Select, from the material below, each line with "athlete" in it.
-- begin Input rows --
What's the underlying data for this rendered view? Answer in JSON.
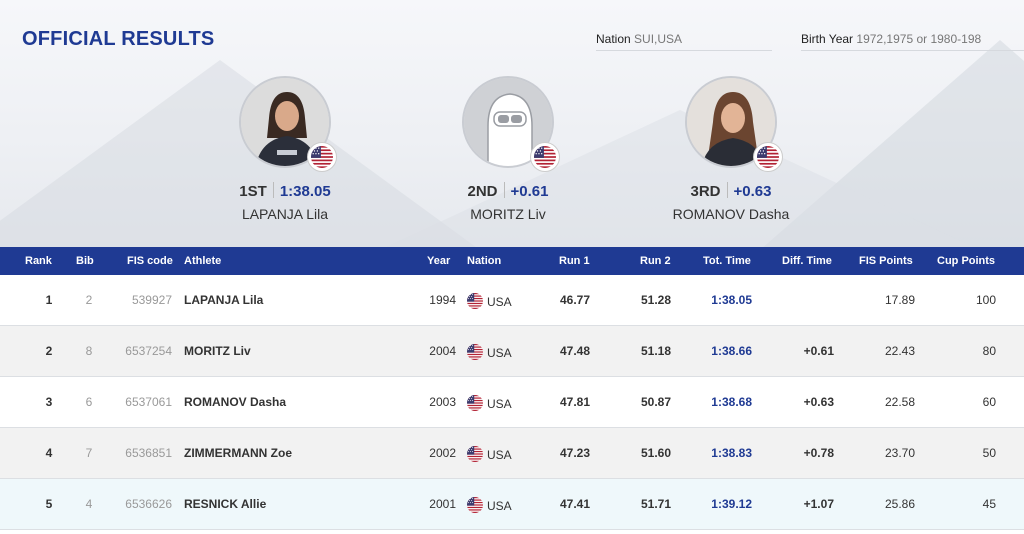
{
  "header": {
    "title": "OFFICIAL RESULTS"
  },
  "filters": {
    "nation_label": "Nation",
    "nation_value": "SUI,USA",
    "birth_label": "Birth Year",
    "birth_value": "1972,1975 or 1980-198"
  },
  "podium": [
    {
      "place": "1ST",
      "time": "1:38.05",
      "name": "LAPANJA Lila",
      "flag": "usa-flag-icon"
    },
    {
      "place": "2ND",
      "time": "+0.61",
      "name": "MORITZ Liv",
      "flag": "usa-flag-icon"
    },
    {
      "place": "3RD",
      "time": "+0.63",
      "name": "ROMANOV Dasha",
      "flag": "usa-flag-icon"
    }
  ],
  "table": {
    "headers": {
      "rank": "Rank",
      "bib": "Bib",
      "fis_code": "FIS code",
      "athlete": "Athlete",
      "year": "Year",
      "nation": "Nation",
      "run1": "Run 1",
      "run2": "Run 2",
      "tot_time": "Tot. Time",
      "diff_time": "Diff. Time",
      "fis_points": "FIS Points",
      "cup_points": "Cup Points"
    },
    "rows": [
      {
        "rank": "1",
        "bib": "2",
        "fis_code": "539927",
        "athlete": "LAPANJA Lila",
        "year": "1994",
        "nation": "USA",
        "run1": "46.77",
        "run2": "51.28",
        "tot_time": "1:38.05",
        "diff_time": "",
        "fis_points": "17.89",
        "cup_points": "100"
      },
      {
        "rank": "2",
        "bib": "8",
        "fis_code": "6537254",
        "athlete": "MORITZ Liv",
        "year": "2004",
        "nation": "USA",
        "run1": "47.48",
        "run2": "51.18",
        "tot_time": "1:38.66",
        "diff_time": "+0.61",
        "fis_points": "22.43",
        "cup_points": "80"
      },
      {
        "rank": "3",
        "bib": "6",
        "fis_code": "6537061",
        "athlete": "ROMANOV Dasha",
        "year": "2003",
        "nation": "USA",
        "run1": "47.81",
        "run2": "50.87",
        "tot_time": "1:38.68",
        "diff_time": "+0.63",
        "fis_points": "22.58",
        "cup_points": "60"
      },
      {
        "rank": "4",
        "bib": "7",
        "fis_code": "6536851",
        "athlete": "ZIMMERMANN Zoe",
        "year": "2002",
        "nation": "USA",
        "run1": "47.23",
        "run2": "51.60",
        "tot_time": "1:38.83",
        "diff_time": "+0.78",
        "fis_points": "23.70",
        "cup_points": "50"
      },
      {
        "rank": "5",
        "bib": "4",
        "fis_code": "6536626",
        "athlete": "RESNICK Allie",
        "year": "2001",
        "nation": "USA",
        "run1": "47.41",
        "run2": "51.71",
        "tot_time": "1:39.12",
        "diff_time": "+1.07",
        "fis_points": "25.86",
        "cup_points": "45"
      }
    ]
  },
  "colors": {
    "accent": "#1f3a93",
    "row_alt": "#f2f2f2",
    "row_highlight": "#eff8fb"
  }
}
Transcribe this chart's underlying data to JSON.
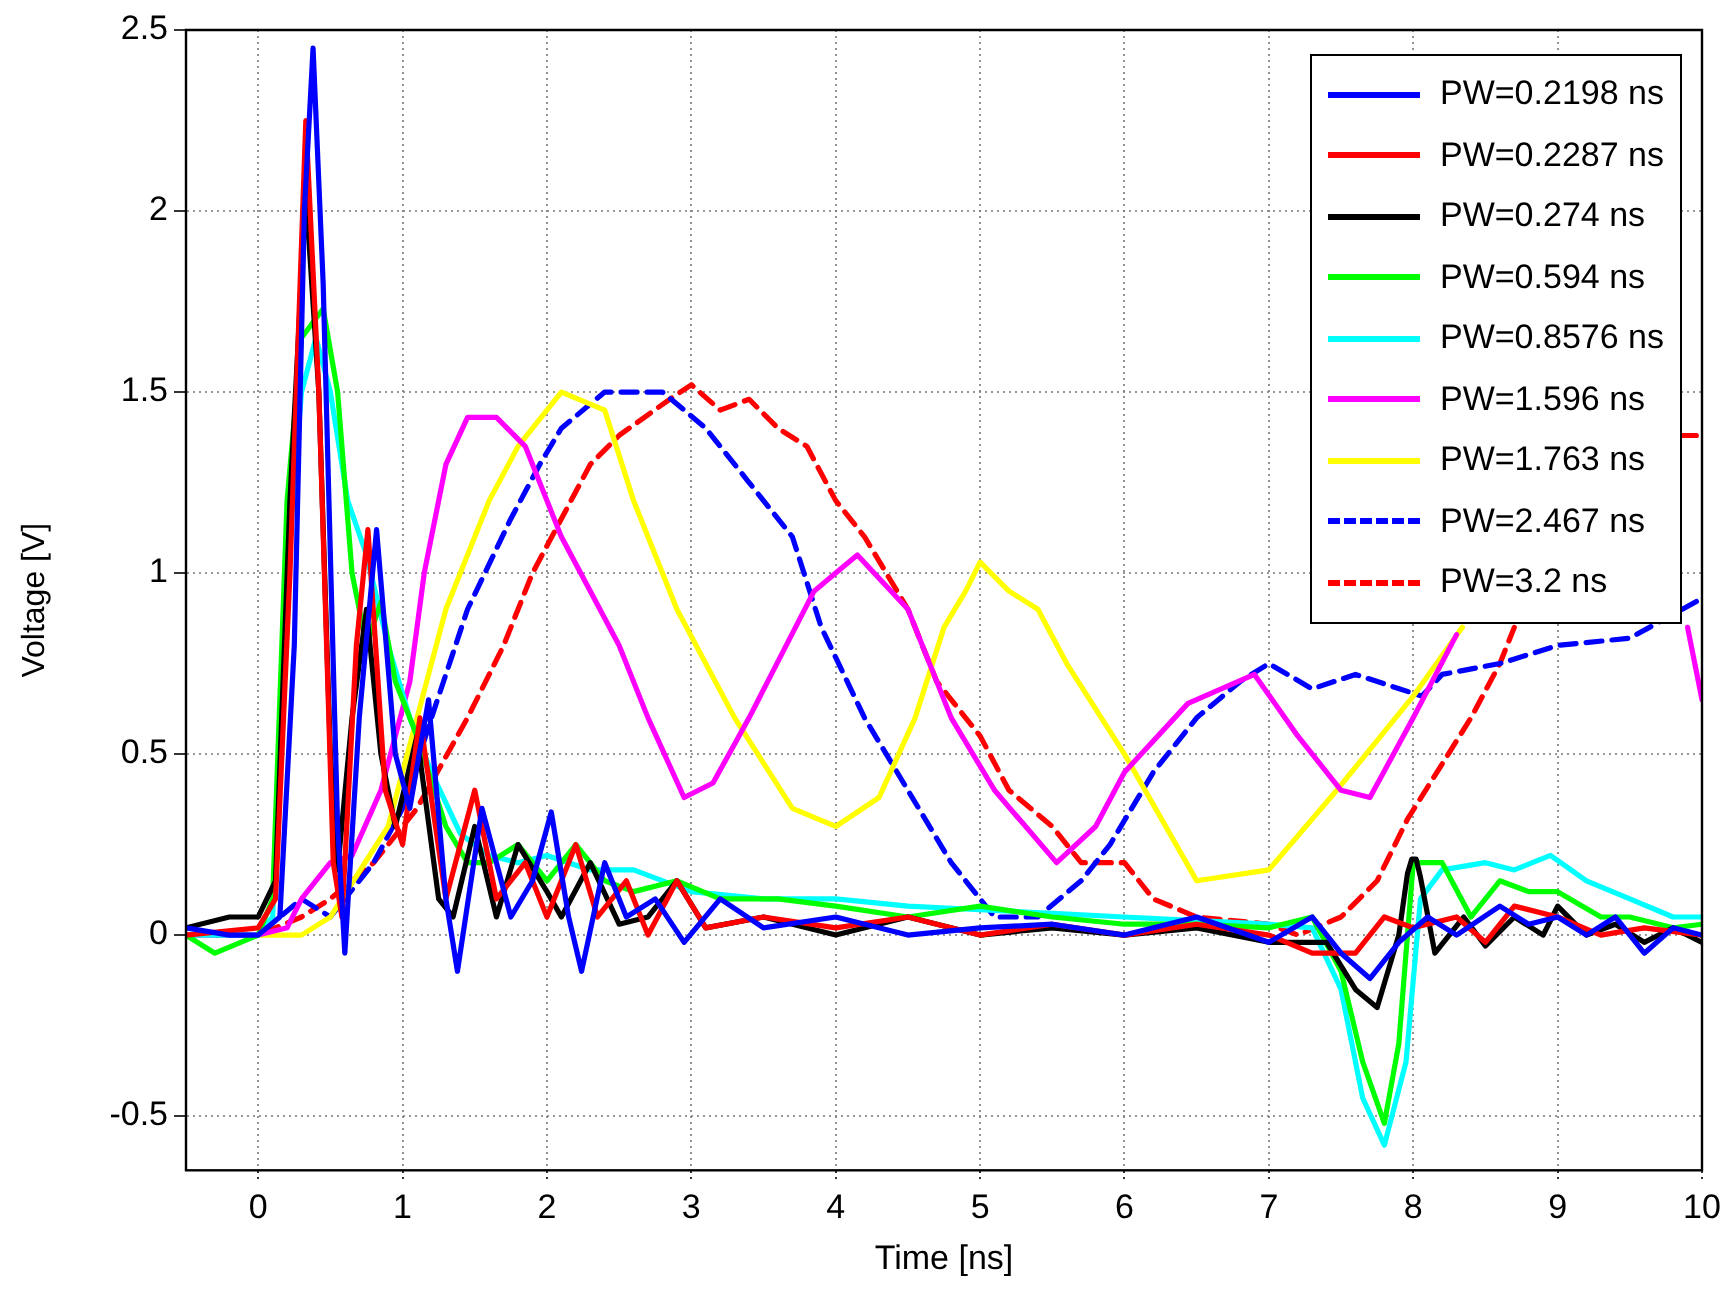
{
  "chart_data": {
    "type": "line",
    "xlabel": "Time [ns]",
    "ylabel": "Voltage [V]",
    "xlim": [
      -0.5,
      10
    ],
    "ylim": [
      -0.65,
      2.5
    ],
    "xticks": [
      0,
      1,
      2,
      3,
      4,
      5,
      6,
      7,
      8,
      9,
      10
    ],
    "yticks": [
      -0.5,
      0,
      0.5,
      1,
      1.5,
      2,
      2.5
    ],
    "grid": true,
    "legend": "top right",
    "marker": "none",
    "line_style": "solid",
    "series": [
      {
        "name": "PW=0.2198 ns",
        "color": "#0000ff",
        "x": [
          -0.5,
          -0.2,
          0,
          0.15,
          0.25,
          0.32,
          0.38,
          0.45,
          0.55,
          0.6,
          0.7,
          0.82,
          0.95,
          1.05,
          1.18,
          1.3,
          1.38,
          1.55,
          1.75,
          1.9,
          2.03,
          2.15,
          2.24,
          2.4,
          2.55,
          2.75,
          2.95,
          3.2,
          3.5,
          4,
          4.5,
          5,
          5.5,
          6,
          6.5,
          7,
          7.3,
          7.5,
          7.7,
          7.9,
          8.1,
          8.3,
          8.6,
          8.8,
          9,
          9.2,
          9.4,
          9.6,
          9.8,
          10
        ],
        "values": [
          0.02,
          0,
          0,
          0.05,
          0.8,
          2,
          2.45,
          1.8,
          0.3,
          -0.05,
          0.6,
          1.12,
          0.5,
          0.35,
          0.65,
          0.1,
          -0.1,
          0.35,
          0.05,
          0.15,
          0.34,
          0.05,
          -0.1,
          0.2,
          0.05,
          0.1,
          -0.02,
          0.1,
          0.02,
          0.05,
          0,
          0.02,
          0.03,
          0,
          0.05,
          -0.02,
          0.05,
          -0.05,
          -0.12,
          -0.02,
          0.05,
          0,
          0.08,
          0.03,
          0.05,
          0,
          0.05,
          -0.05,
          0.02,
          0
        ]
      },
      {
        "name": "PW=0.2287 ns",
        "color": "#ff0000",
        "x": [
          -0.5,
          0,
          0.12,
          0.22,
          0.33,
          0.42,
          0.52,
          0.58,
          0.68,
          0.76,
          0.88,
          1,
          1.12,
          1.3,
          1.5,
          1.65,
          1.85,
          2,
          2.2,
          2.35,
          2.55,
          2.7,
          2.9,
          3.1,
          3.5,
          4,
          4.5,
          5,
          5.5,
          6,
          6.5,
          7,
          7.3,
          7.6,
          7.8,
          8,
          8.3,
          8.5,
          8.7,
          9,
          9.3,
          9.6,
          10
        ],
        "values": [
          0,
          0.02,
          0.1,
          1,
          2.25,
          1.5,
          0.2,
          0.05,
          0.8,
          1.12,
          0.4,
          0.25,
          0.6,
          0.1,
          0.4,
          0.1,
          0.2,
          0.05,
          0.25,
          0.05,
          0.15,
          0,
          0.15,
          0.02,
          0.05,
          0.02,
          0.05,
          0,
          0.03,
          0,
          0.03,
          0,
          -0.05,
          -0.05,
          0.05,
          0.02,
          0.05,
          -0.02,
          0.08,
          0.05,
          0,
          0.02,
          0
        ]
      },
      {
        "name": "PW=0.274 ns",
        "color": "#000000",
        "x": [
          -0.5,
          -0.2,
          0,
          0.12,
          0.22,
          0.33,
          0.42,
          0.5,
          0.55,
          0.65,
          0.75,
          0.85,
          0.95,
          1.1,
          1.25,
          1.35,
          1.5,
          1.65,
          1.8,
          2,
          2.1,
          2.3,
          2.5,
          2.7,
          2.9,
          3.1,
          3.5,
          4,
          4.5,
          5,
          5.5,
          6,
          6.5,
          7,
          7.4,
          7.6,
          7.75,
          7.9,
          7.96,
          7.99,
          8.02,
          8.05,
          8.15,
          8.35,
          8.5,
          8.7,
          8.9,
          9,
          9.2,
          9.4,
          9.6,
          9.8,
          10
        ],
        "values": [
          0.02,
          0.05,
          0.05,
          0.15,
          1.2,
          2.05,
          1.5,
          0.5,
          0.18,
          0.6,
          0.9,
          0.5,
          0.3,
          0.55,
          0.1,
          0.05,
          0.3,
          0.05,
          0.25,
          0.12,
          0.05,
          0.2,
          0.03,
          0.05,
          0.15,
          0.02,
          0.05,
          0,
          0.05,
          0,
          0.02,
          0,
          0.02,
          -0.02,
          -0.02,
          -0.15,
          -0.2,
          0,
          0.17,
          0.21,
          0.21,
          0.16,
          -0.05,
          0.05,
          -0.03,
          0.05,
          0,
          0.08,
          0,
          0.03,
          -0.02,
          0.02,
          -0.02
        ]
      },
      {
        "name": "PW=0.594 ns",
        "color": "#00ff00",
        "x": [
          -0.5,
          -0.3,
          0,
          0.1,
          0.2,
          0.3,
          0.45,
          0.55,
          0.65,
          0.75,
          0.85,
          0.95,
          1.1,
          1.3,
          1.45,
          1.6,
          1.8,
          2,
          2.2,
          2.4,
          2.6,
          2.9,
          3.2,
          3.6,
          4,
          4.5,
          5,
          5.5,
          6,
          6.5,
          7,
          7.3,
          7.5,
          7.65,
          7.8,
          7.9,
          8,
          8.2,
          8.4,
          8.6,
          8.8,
          9,
          9.3,
          9.5,
          9.8,
          10
        ],
        "values": [
          0,
          -0.05,
          0,
          0.1,
          1.2,
          1.65,
          1.73,
          1.5,
          1,
          0.8,
          0.92,
          0.7,
          0.55,
          0.3,
          0.2,
          0.2,
          0.25,
          0.15,
          0.25,
          0.15,
          0.12,
          0.15,
          0.1,
          0.1,
          0.08,
          0.05,
          0.08,
          0.05,
          0.03,
          0.03,
          0.02,
          0.05,
          -0.1,
          -0.35,
          -0.52,
          -0.3,
          0.2,
          0.2,
          0.05,
          0.15,
          0.12,
          0.12,
          0.05,
          0.05,
          0.02,
          0.03
        ]
      },
      {
        "name": "PW=0.8576 ns",
        "color": "#00ffff",
        "x": [
          -0.5,
          0,
          0.1,
          0.2,
          0.3,
          0.4,
          0.5,
          0.62,
          0.75,
          0.9,
          1.05,
          1.2,
          1.4,
          1.6,
          1.8,
          2,
          2.3,
          2.6,
          3,
          3.5,
          4,
          4.5,
          5,
          5.5,
          6,
          6.5,
          7,
          7.3,
          7.5,
          7.65,
          7.8,
          7.95,
          8.05,
          8.2,
          8.5,
          8.7,
          8.95,
          9.2,
          9.5,
          9.8,
          10
        ],
        "values": [
          0,
          0,
          0.05,
          1,
          1.5,
          1.65,
          1.5,
          1.2,
          1.05,
          0.8,
          0.6,
          0.45,
          0.28,
          0.22,
          0.2,
          0.22,
          0.18,
          0.18,
          0.12,
          0.1,
          0.1,
          0.08,
          0.07,
          0.06,
          0.05,
          0.04,
          0.03,
          0.02,
          -0.15,
          -0.45,
          -0.58,
          -0.35,
          0.1,
          0.18,
          0.2,
          0.18,
          0.22,
          0.15,
          0.1,
          0.05,
          0.05
        ]
      },
      {
        "name": "PW=1.596 ns",
        "color": "#ff00ff",
        "x": [
          -0.5,
          0,
          0.2,
          0.3,
          0.5,
          0.65,
          0.85,
          1.05,
          1.15,
          1.3,
          1.45,
          1.65,
          1.85,
          2.1,
          2.5,
          2.7,
          2.95,
          3.15,
          3.4,
          3.85,
          4,
          4.15,
          4.5,
          4.8,
          5.1,
          5.53,
          5.8,
          6,
          6.44,
          6.9,
          7.2,
          7.5,
          7.7,
          8,
          8.3,
          8.5,
          9.9,
          10
        ],
        "values": [
          0,
          0,
          0.02,
          0.1,
          0.2,
          0.22,
          0.4,
          0.7,
          1,
          1.3,
          1.43,
          1.43,
          1.35,
          1.1,
          0.8,
          0.6,
          0.38,
          0.42,
          0.6,
          0.95,
          1,
          1.05,
          0.9,
          0.6,
          0.4,
          0.2,
          0.3,
          0.45,
          0.64,
          0.72,
          0.55,
          0.4,
          0.38,
          0.6,
          0.83,
          null,
          0.85,
          0.65
        ]
      },
      {
        "name": "PW=1.763 ns",
        "color": "#ffff00",
        "x": [
          -0.5,
          0,
          0.3,
          0.5,
          0.9,
          1.1,
          1.3,
          1.6,
          1.8,
          2,
          2.1,
          2.4,
          2.6,
          2.9,
          3.3,
          3.7,
          4,
          4.3,
          4.55,
          4.75,
          4.9,
          5,
          5.2,
          5.4,
          5.6,
          6,
          6.5,
          7,
          7.47,
          8,
          8.34
        ],
        "values": [
          0,
          0,
          0,
          0.05,
          0.3,
          0.6,
          0.9,
          1.2,
          1.35,
          1.45,
          1.5,
          1.45,
          1.2,
          0.9,
          0.6,
          0.35,
          0.3,
          0.38,
          0.6,
          0.85,
          0.95,
          1.03,
          0.95,
          0.9,
          0.75,
          0.5,
          0.15,
          0.18,
          0.4,
          0.66,
          0.85
        ]
      },
      {
        "name": "PW=2.467 ns",
        "color": "#0000ff",
        "line_style": "dashed",
        "x": [
          -0.5,
          0,
          0.3,
          0.5,
          0.8,
          1,
          1.2,
          1.45,
          1.75,
          1.95,
          2.1,
          2.4,
          2.8,
          3.1,
          3.4,
          3.7,
          3.9,
          4.2,
          4.5,
          4.8,
          5.1,
          5.4,
          5.7,
          5.9,
          6.2,
          6.5,
          6.8,
          7,
          7.3,
          7.6,
          8.06,
          8.2,
          8.6,
          9,
          9.5,
          10
        ],
        "values": [
          0,
          0,
          0.1,
          0.05,
          0.2,
          0.35,
          0.6,
          0.9,
          1.15,
          1.3,
          1.4,
          1.5,
          1.5,
          1.4,
          1.25,
          1.1,
          0.85,
          0.6,
          0.4,
          0.2,
          0.05,
          0.05,
          0.15,
          0.25,
          0.45,
          0.6,
          0.7,
          0.75,
          0.68,
          0.72,
          0.66,
          0.72,
          0.75,
          0.8,
          0.82,
          0.93
        ]
      },
      {
        "name": "PW=3.2 ns",
        "color": "#ff0000",
        "line_style": "dashed",
        "x": [
          -0.5,
          0,
          0.3,
          0.5,
          0.8,
          1.1,
          1.45,
          1.7,
          1.9,
          2.1,
          2.3,
          2.5,
          2.85,
          3,
          3.2,
          3.4,
          3.6,
          3.8,
          4,
          4.2,
          4.5,
          4.7,
          5,
          5.2,
          5.5,
          5.7,
          6,
          6.2,
          6.5,
          7,
          7.2,
          7.5,
          7.75,
          7.96,
          8.4,
          8.6,
          8.7,
          9,
          9.85,
          10
        ],
        "values": [
          0,
          0,
          0.05,
          0.1,
          0.2,
          0.35,
          0.6,
          0.8,
          1,
          1.15,
          1.3,
          1.38,
          1.48,
          1.52,
          1.45,
          1.48,
          1.4,
          1.35,
          1.2,
          1.1,
          0.9,
          0.7,
          0.55,
          0.4,
          0.3,
          0.2,
          0.2,
          0.1,
          0.05,
          0.03,
          0,
          0.05,
          0.15,
          0.32,
          0.6,
          0.75,
          0.85,
          null,
          1.38,
          1.38
        ]
      }
    ]
  }
}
-- end Input rows --
**Result of this exercise**
      "athlete": "Athlete",
        "athlete": "LAPANJA Lila",
        "athlete": "MORITZ Liv",
        "athlete": "ROMANOV Dasha",
        "athlete": "ZIMMERMANN Zoe",
        "athlete": "RESNICK Allie",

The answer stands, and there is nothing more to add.